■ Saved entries
··········
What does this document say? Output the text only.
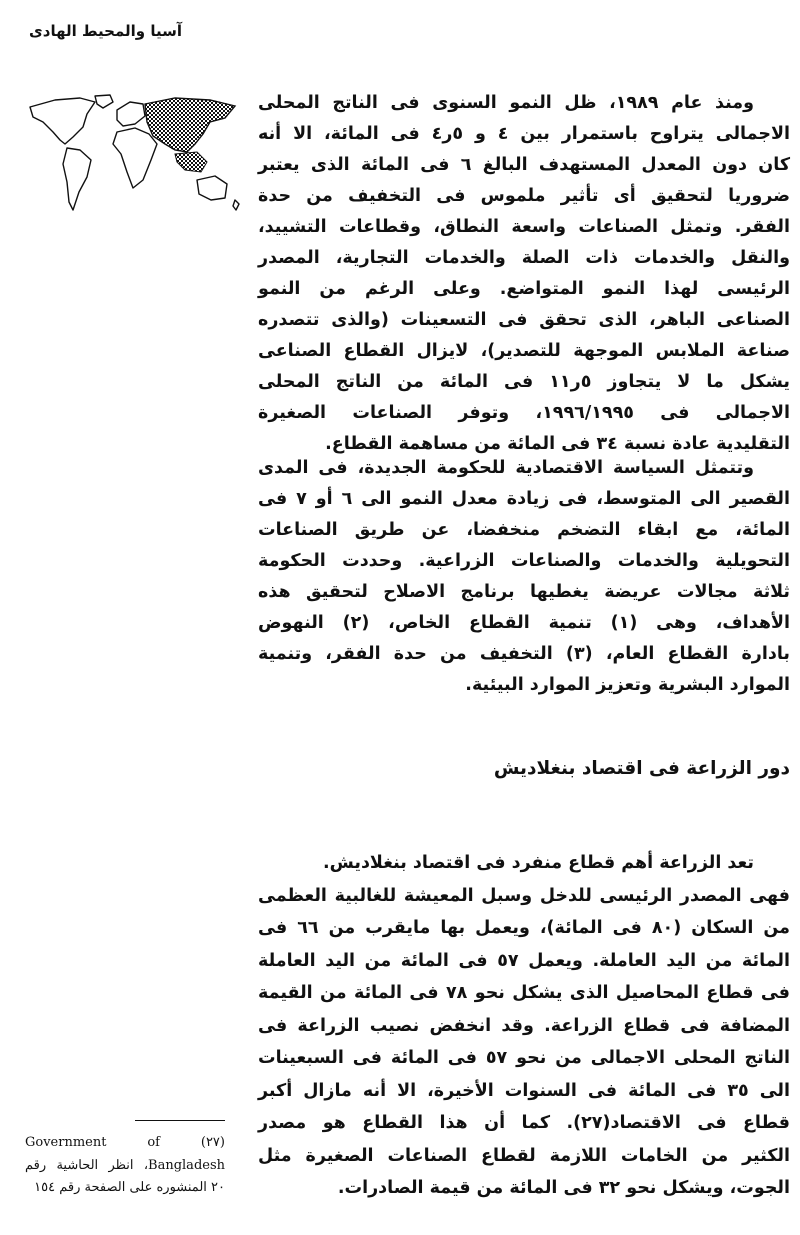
آسيا والمحيط الهادى
ومنذ عام ١٩٨٩، ظل النمو السنوى فى الناتج المحلى
الاجمالى يتراوح باستمرار بين ٤ و ٥ر٤ فى المائة، الا أنه
كان دون المعدل المستهدف البالغ ٦ فى المائة الذى يعتبر
ضروريا لتحقيق أى تأثير ملموس فى التخفيف من حدة
الفقر. وتمثل الصناعات واسعة النطاق، وقطاعات التشييد،
والنقل والخدمات ذات الصلة والخدمات التجارية، المصدر
الرئيسى لهذا النمو المتواضع. وعلى الرغم من النمو
الصناعى الباهر، الذى تحقق فى التسعينات (والذى تتصدره
صناعة الملابس الموجهة للتصدير)، لايزال القطاع الصناعى
يشكل ما لا يتجاوز ٥ر١١ فى المائة من الناتج المحلى
الاجمالى فى ١٩٩٦/١٩٩٥، وتوفر الصناعات الصغيرة
التقليدية عادة نسبة ٣٤ فى المائة من مساهمة القطاع.
وتتمثل السياسة الاقتصادية للحكومة الجديدة، فى المدى
القصير الى المتوسط، فى زيادة معدل النمو الى ٦ أو ٧ فى
المائة، مع ابقاء التضخم منخفضا، عن طريق الصناعات
التحويلية والخدمات والصناعات الزراعية. وحددت الحكومة
ثلاثة مجالات عريضة يغطيها برنامج الاصلاح لتحقيق هذه
الأهداف، وهى (١) تنمية القطاع الخاص، (٢) النهوض
بادارة القطاع العام، (٣) التخفيف من حدة الفقر، وتنمية
الموارد البشرية وتعزيز الموارد البيئية.
دور الزراعة فى اقتصاد بنغلاديش
تعد الزراعة أهم قطاع منفرد فى اقتصاد بنغلاديش.
فهى المصدر الرئيسى للدخل وسبل المعيشة للغالبية العظمى
من السكان (٨٠ فى المائة)، ويعمل بها مايقرب من ٦٦ فى
المائة من اليد العاملة. ويعمل ٥٧ فى المائة من اليد العاملة
فى قطاع المحاصيل الذى يشكل نحو ٧٨ فى المائة من القيمة
المضافة فى قطاع الزراعة. وقد انخفض نصيب الزراعة فى
الناتج المحلى الاجمالى من نحو ٥٧ فى المائة فى السبعينات
الى ٣٥ فى المائة فى السنوات الأخيرة، الا أنه مازال أكبر
قطاع فى الاقتصاد(٢٧). كما أن هذا القطاع هو مصدر
الكثير من الخامات اللازمة لقطاع الصناعات الصغيرة مثل
الجوت، ويشكل نحو ٣٢ فى المائة من قيمة الصادرات.
(٢٧) Government of
Bangladesh، انظر الحاشية رقم
٢٠ المنشوره على الصفحة رقم ١٥٤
··········
■ Problem requirements
Determine how many lines in the listing above hold the string "الذى", then write only the number.

■ Result of this task
3